Given passage
******************************

Namakoro Diallo

Personal information
- Date of birth: 29 March 1996 (age 30)
- Place of birth: Saint-Denis, France
- Height: 1.78 m (5 ft 10 in)
- Position: Left-back

Youth career
- 2003–2011: Sarcelles A.A.S
- 2011–2016: Rennes

Senior career*
- Years: Team / Apps / (Gls)
- 2013–2021: Rennes B / 80 / (1)
- 2016–2021: Rennes / 0 / (0)
- 2019–2020: → Avranches (loan) / 8 / (0)
- 2022: Romorantin / 12 / (0)
- 2022–2023: Boulogne / 23 / (0)
- 2023–2024: Nîmes / 32 / (0)
- 2024–2026: Quevilly-Rouen / 46 / (1)

International career
- 2015: France U20 / 1 / (0)

= Namakoro Diallo =

French footballer (born 1996)

Namakoro Diallo (born 29 March 1996) is a French professional footballer who plays as a left-back.

== Early life==
Diallo was born in Saint-Denis, in the northern suburbs of Paris, to Malian parents. He acquired French nationality on 11 December 2008, through the collective effect of his parents' naturalization.

==Club career==
Diallo first appeared for the reserve team in 2014, and signed his first professional contract with his youth club Rennes. He made his professional debut for Rennes in a 7–0 Coupe de la Ligue loss to Monaco on 14 December 2016. On 24 January 2018, Diallo fractured his tibia which required surgery.

In August 2019, Rennes loaned Diallo to Championnat National side Avranches until the end of the 2019–20 season.

On 30 September 2024, Diallo signed a two-year deal with Quevilly-Rouen.

==International career==
Diallo made one appearance for the France U20s in a 2–0 friendly win over the Netherlands U20s on 7 September 2015.

******************************

Work task A
Translate this sentence from the text about Namakoro Diallo into Spanish: "On 30 September 2024, Diallo signed a two-year deal with Quevilly-Rouen."
Work task B
Copy the part of the text about Namakoro Diallo between "- Position: Left-back" and "Romorantin / 12 / (0)", inclusive.

******************************

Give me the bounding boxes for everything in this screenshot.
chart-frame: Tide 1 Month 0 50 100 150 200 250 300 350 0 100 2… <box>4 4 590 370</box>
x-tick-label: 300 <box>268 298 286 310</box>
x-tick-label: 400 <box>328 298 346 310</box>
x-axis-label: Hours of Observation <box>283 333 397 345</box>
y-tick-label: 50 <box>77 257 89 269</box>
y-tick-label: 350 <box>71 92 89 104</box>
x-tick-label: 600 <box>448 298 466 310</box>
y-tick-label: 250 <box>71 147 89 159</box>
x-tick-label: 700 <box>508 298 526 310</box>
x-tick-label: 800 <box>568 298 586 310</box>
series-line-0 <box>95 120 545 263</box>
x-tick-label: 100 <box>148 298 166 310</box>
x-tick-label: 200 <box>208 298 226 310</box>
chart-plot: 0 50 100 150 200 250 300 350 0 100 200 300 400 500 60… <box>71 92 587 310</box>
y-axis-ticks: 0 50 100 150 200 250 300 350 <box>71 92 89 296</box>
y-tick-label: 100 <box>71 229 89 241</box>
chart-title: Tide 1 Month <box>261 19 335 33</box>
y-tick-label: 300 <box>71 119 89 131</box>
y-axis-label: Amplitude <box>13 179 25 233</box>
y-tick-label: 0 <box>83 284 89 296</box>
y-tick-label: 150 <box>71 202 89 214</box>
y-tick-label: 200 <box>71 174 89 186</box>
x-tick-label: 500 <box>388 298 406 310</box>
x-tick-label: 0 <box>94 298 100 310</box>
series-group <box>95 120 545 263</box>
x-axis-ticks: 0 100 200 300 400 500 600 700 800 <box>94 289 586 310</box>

******************************

Task solution A
El 30 de septiembre de 2024, Diallo firmó un contrato de dos años con el Quevilly-Rouen.

Task solution B
- Position: Left-back

Youth career
- 2003–2011: Sarcelles A.A.S
- 2011–2016: Rennes

Senior career*
- Years: Team / Apps / (Gls)
- 2013–2021: Rennes B / 80 / (1)
- 2016–2021: Rennes / 0 / (0)
- 2019–2020: → Avranches (loan) / 8 / (0)
- 2022: Romorantin / 12 / (0)